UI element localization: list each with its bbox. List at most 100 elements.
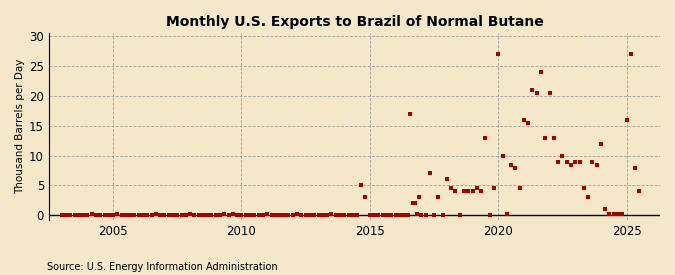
Point: [99, 213, 110, 218]
Text: Source: U.S. Energy Information Administration: Source: U.S. Energy Information Administ…: [47, 262, 278, 271]
Point: [108, 213, 119, 218]
Point: [176, 213, 187, 218]
Point: [279, 213, 290, 218]
Point: [591, 162, 602, 167]
Point: [399, 213, 410, 218]
Point: [236, 213, 247, 218]
Point: [485, 213, 495, 218]
Point: [574, 159, 585, 164]
Point: [433, 195, 444, 200]
Point: [185, 211, 196, 216]
Point: [296, 213, 306, 218]
Point: [441, 177, 452, 182]
Point: [510, 165, 521, 170]
Point: [527, 87, 538, 92]
Point: [343, 213, 354, 218]
Point: [356, 183, 367, 188]
Point: [407, 201, 418, 206]
Point: [219, 211, 230, 216]
Point: [523, 120, 534, 125]
Point: [360, 195, 371, 200]
Point: [266, 213, 277, 218]
Point: [189, 213, 200, 218]
Point: [373, 213, 383, 218]
Point: [600, 207, 611, 211]
Point: [497, 153, 508, 158]
Point: [61, 213, 72, 218]
Point: [540, 135, 551, 140]
Point: [463, 189, 474, 194]
Point: [262, 211, 273, 216]
Point: [405, 111, 416, 116]
Point: [390, 213, 401, 218]
Point: [414, 195, 425, 200]
Point: [227, 211, 238, 216]
Point: [401, 213, 412, 218]
Point: [425, 171, 435, 176]
Point: [514, 186, 525, 191]
Point: [570, 159, 580, 164]
Point: [317, 213, 328, 218]
Point: [103, 213, 114, 218]
Point: [180, 213, 191, 218]
Point: [142, 213, 153, 218]
Point: [437, 213, 448, 218]
Point: [253, 213, 264, 218]
Point: [396, 213, 407, 218]
Point: [65, 213, 76, 218]
Point: [578, 186, 589, 191]
Point: [95, 213, 106, 218]
Title: Monthly U.S. Exports to Brazil of Normal Butane: Monthly U.S. Exports to Brazil of Normal…: [165, 15, 543, 29]
Point: [480, 135, 491, 140]
Point: [334, 213, 345, 218]
Point: [193, 213, 204, 218]
Point: [557, 153, 568, 158]
Point: [330, 213, 341, 218]
Point: [613, 211, 624, 216]
Point: [472, 186, 483, 191]
Point: [288, 213, 298, 218]
Point: [587, 159, 598, 164]
Point: [630, 165, 641, 170]
Point: [257, 213, 268, 218]
Point: [450, 189, 461, 194]
Point: [326, 211, 337, 216]
Point: [386, 213, 397, 218]
Point: [223, 213, 234, 218]
Point: [270, 213, 281, 218]
Point: [300, 213, 311, 218]
Point: [134, 213, 144, 218]
Point: [112, 211, 123, 216]
Point: [121, 213, 132, 218]
Point: [429, 213, 439, 218]
Point: [125, 213, 136, 218]
Point: [240, 213, 251, 218]
Point: [394, 213, 405, 218]
Point: [129, 213, 140, 218]
Point: [502, 211, 512, 216]
Point: [321, 213, 332, 218]
Y-axis label: Thousand Barrels per Day: Thousand Barrels per Day: [15, 59, 25, 194]
Point: [232, 213, 242, 218]
Point: [138, 213, 148, 218]
Point: [604, 211, 615, 216]
Point: [412, 211, 423, 216]
Point: [308, 213, 319, 218]
Point: [626, 52, 637, 56]
Point: [313, 213, 324, 218]
Point: [553, 159, 564, 164]
Point: [292, 211, 302, 216]
Point: [198, 213, 209, 218]
Point: [249, 213, 260, 218]
Point: [159, 213, 170, 218]
Point: [608, 211, 619, 216]
Point: [506, 162, 516, 167]
Point: [621, 117, 632, 122]
Point: [283, 213, 294, 218]
Point: [446, 186, 457, 191]
Point: [172, 213, 183, 218]
Point: [167, 213, 178, 218]
Point: [493, 52, 504, 56]
Point: [536, 70, 547, 74]
Point: [304, 213, 315, 218]
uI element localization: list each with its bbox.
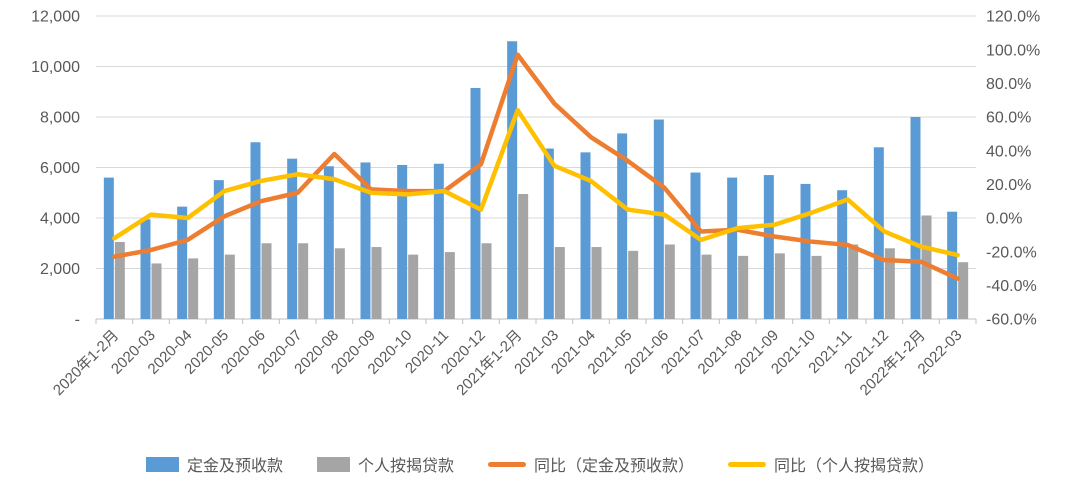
legend-swatch-deposits-bar — [145, 456, 179, 472]
left-axis-tick-label: 8,000 — [40, 110, 80, 127]
legend-label-yoy-deposits: 同比（定金及预收款） — [534, 458, 695, 475]
bar-mortgage — [628, 250, 639, 319]
bar-deposits — [690, 172, 701, 319]
line-yoy-mortgage — [112, 108, 960, 258]
bar-mortgage — [811, 255, 822, 319]
bar-mortgage — [774, 253, 785, 319]
bar-mortgage — [224, 254, 235, 319]
legend-swatch-yoy-mortgage-line — [728, 461, 767, 467]
bar-deposits — [287, 158, 298, 319]
legend-label-yoy-mortgage: 同比（个人按揭贷款） — [774, 458, 935, 475]
left-axis-tick-label: 10,000 — [31, 59, 80, 76]
bar-deposits — [543, 148, 554, 319]
bar-deposits — [507, 41, 518, 319]
bar-mortgage — [848, 244, 859, 319]
right-axis-tick-label: -60.0% — [986, 312, 1037, 329]
bar-mortgage — [884, 248, 895, 319]
legend-item-yoy-deposits: 同比（定金及预收款） — [488, 452, 694, 476]
line-yoy-deposits — [112, 52, 960, 281]
legend-swatch-mortgage-bar — [316, 456, 350, 472]
legend-item-mortgage: 个人按揭贷款 — [316, 452, 454, 476]
right-axis-tick-label: 0.0% — [986, 211, 1022, 228]
bar-deposits — [360, 162, 371, 319]
bar-deposits — [580, 152, 591, 319]
legend-label-deposits: 定金及预收款 — [186, 458, 283, 475]
legend-swatch-yoy-deposits-line — [488, 461, 526, 467]
bar-mortgage — [188, 258, 199, 319]
bar-mortgage — [444, 252, 455, 319]
bar-mortgage — [591, 247, 602, 319]
bar-mortgage — [664, 244, 675, 319]
bar-mortgage — [738, 255, 749, 319]
bar-deposits — [617, 133, 628, 319]
right-axis-tick-label: 80.0% — [986, 76, 1031, 93]
bar-deposits — [947, 211, 958, 319]
bar-deposits — [213, 180, 224, 319]
bar-mortgage — [334, 248, 345, 319]
legend-item-yoy-mortgage: 同比（个人按揭贷款） — [728, 452, 934, 476]
left-axis-tick-label: 2,000 — [40, 261, 80, 278]
bar-deposits — [837, 190, 848, 319]
bar-deposits — [177, 206, 188, 319]
bar-mortgage — [114, 241, 125, 319]
bar-deposits — [250, 142, 261, 319]
right-axis-tick-label: 120.0% — [986, 9, 1040, 26]
chart-legend: 定金及预收款 个人按揭贷款 同比（定金及预收款） 同比（个人按揭贷款） — [0, 452, 1080, 476]
bar-deposits — [910, 117, 921, 319]
bar-deposits — [103, 177, 114, 319]
bar-deposits — [727, 177, 738, 319]
bar-deposits — [470, 87, 481, 320]
bar-deposits — [763, 175, 774, 319]
bar-mortgage — [518, 194, 529, 319]
combo-chart-canvas: 12,000 10,000 8,000 6,000 4,000 2,000 - 120.0% 1… — [31, 9, 1040, 399]
bar-mortgage — [701, 254, 712, 319]
bar-mortgage — [298, 243, 309, 319]
bar-mortgage — [371, 247, 382, 319]
right-axis-tick-label: 40.0% — [986, 143, 1031, 160]
bar-mortgage — [261, 243, 272, 319]
bar-deposits — [433, 163, 444, 319]
legend-label-mortgage: 个人按揭贷款 — [357, 458, 454, 475]
left-axis-tick-label: 4,000 — [40, 211, 80, 228]
right-axis-tick-label: 60.0% — [986, 110, 1031, 127]
bar-mortgage — [151, 263, 162, 319]
bar-mortgage — [408, 254, 419, 319]
right-axis-tick-label: 20.0% — [986, 177, 1031, 194]
left-axis-tick-label: - — [75, 312, 80, 329]
bar-mortgage — [958, 262, 969, 319]
bar-deposits — [873, 147, 884, 319]
bar-mortgage — [921, 215, 932, 319]
right-axis-tick-label: -20.0% — [986, 244, 1037, 261]
left-axis-tick-label: 12,000 — [31, 9, 80, 26]
bar-deposits — [323, 166, 334, 319]
bar-deposits — [397, 164, 408, 319]
bar-mortgage — [481, 243, 492, 319]
right-axis-tick-label: 100.0% — [986, 42, 1040, 59]
right-axis-tick-label: -40.0% — [986, 278, 1037, 295]
bar-deposits — [653, 119, 664, 320]
bar-deposits — [800, 183, 811, 319]
bar-deposits — [140, 219, 151, 319]
left-axis-tick-label: 6,000 — [40, 160, 80, 177]
bar-mortgage — [554, 247, 565, 319]
legend-item-deposits: 定金及预收款 — [145, 452, 283, 476]
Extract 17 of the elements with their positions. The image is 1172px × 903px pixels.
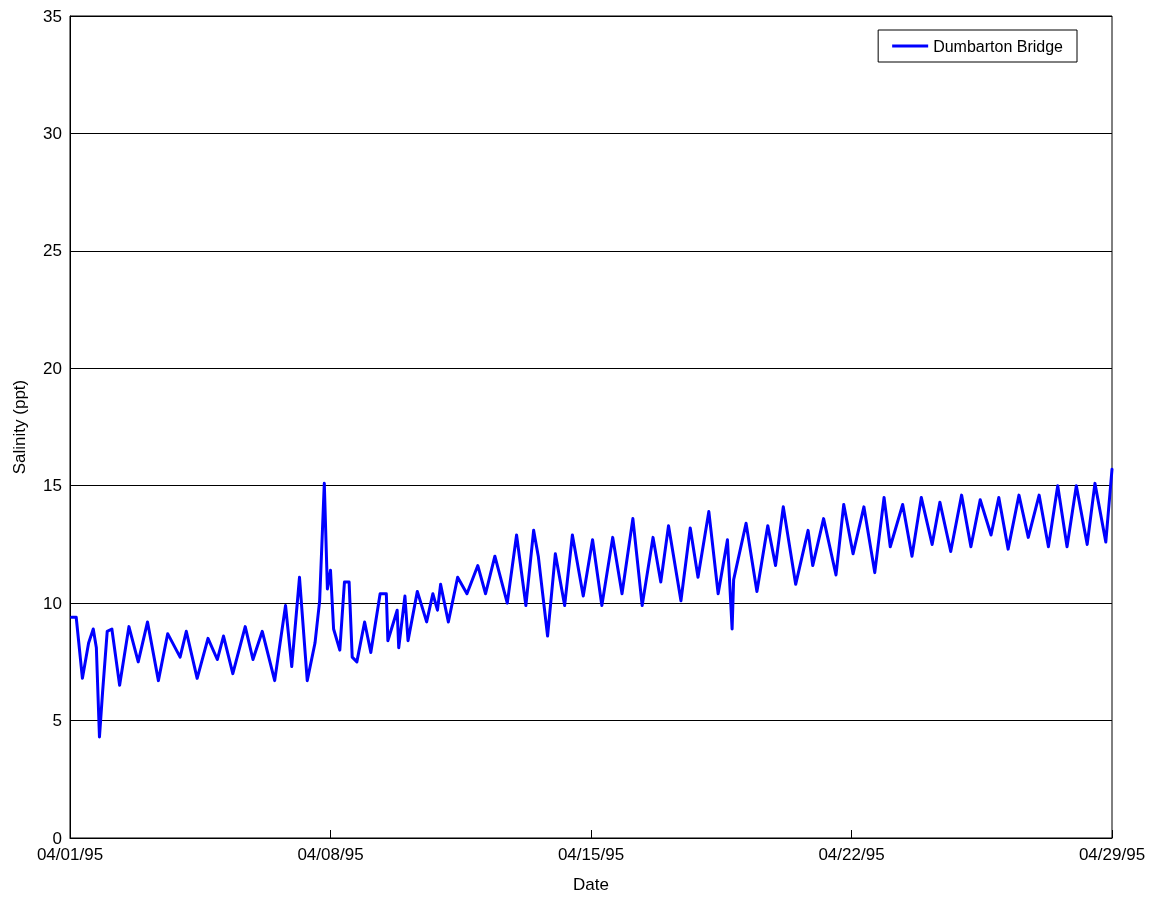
- y-tick-label: 5: [52, 711, 62, 731]
- legend-label: Dumbarton Bridge: [933, 37, 1064, 55]
- y-tick-label: 15: [43, 476, 62, 496]
- y-tick-label: 35: [43, 6, 62, 26]
- x-tick-label: 04/15/95: [557, 845, 625, 864]
- x-tick-label: 04/08/95: [297, 845, 364, 864]
- y-tick-label: 30: [43, 123, 62, 143]
- x-tick-label: 04/01/95: [36, 845, 104, 864]
- y-tick-label: 20: [43, 358, 62, 378]
- y-tick-label: 0: [52, 828, 62, 848]
- line-series: [70, 467, 1114, 739]
- y-tick-label: 10: [43, 593, 62, 613]
- y-axis-title: Salinity (ppt): [10, 379, 29, 475]
- x-tick-label: 04/29/95: [1078, 845, 1146, 864]
- x-tick-label: 04/22/95: [818, 845, 885, 864]
- y-tick-label: 25: [43, 241, 62, 261]
- x-axis-title: Date: [573, 875, 609, 894]
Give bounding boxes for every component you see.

任务要求: 把上方数据中从含有“legend-swatch-deposits-bar — [145, 456, 179, 472]”的那一行开始、到含有“bar-deposits — [690, 172, 701, 319]”的那一行结束（首尾两行均包括在内）的各行，改写成编号列表，并略去空行。

回答:
1. legend-swatch-deposits-bar — [145, 456, 179, 472]
2. left-axis-tick-label: 8,000 — [40, 110, 80, 127]
3. legend-label-yoy-deposits: 同比（定金及预收款） — [534, 458, 695, 475]
4. bar-mortgage — [628, 250, 639, 319]
5. bar-deposits — [690, 172, 701, 319]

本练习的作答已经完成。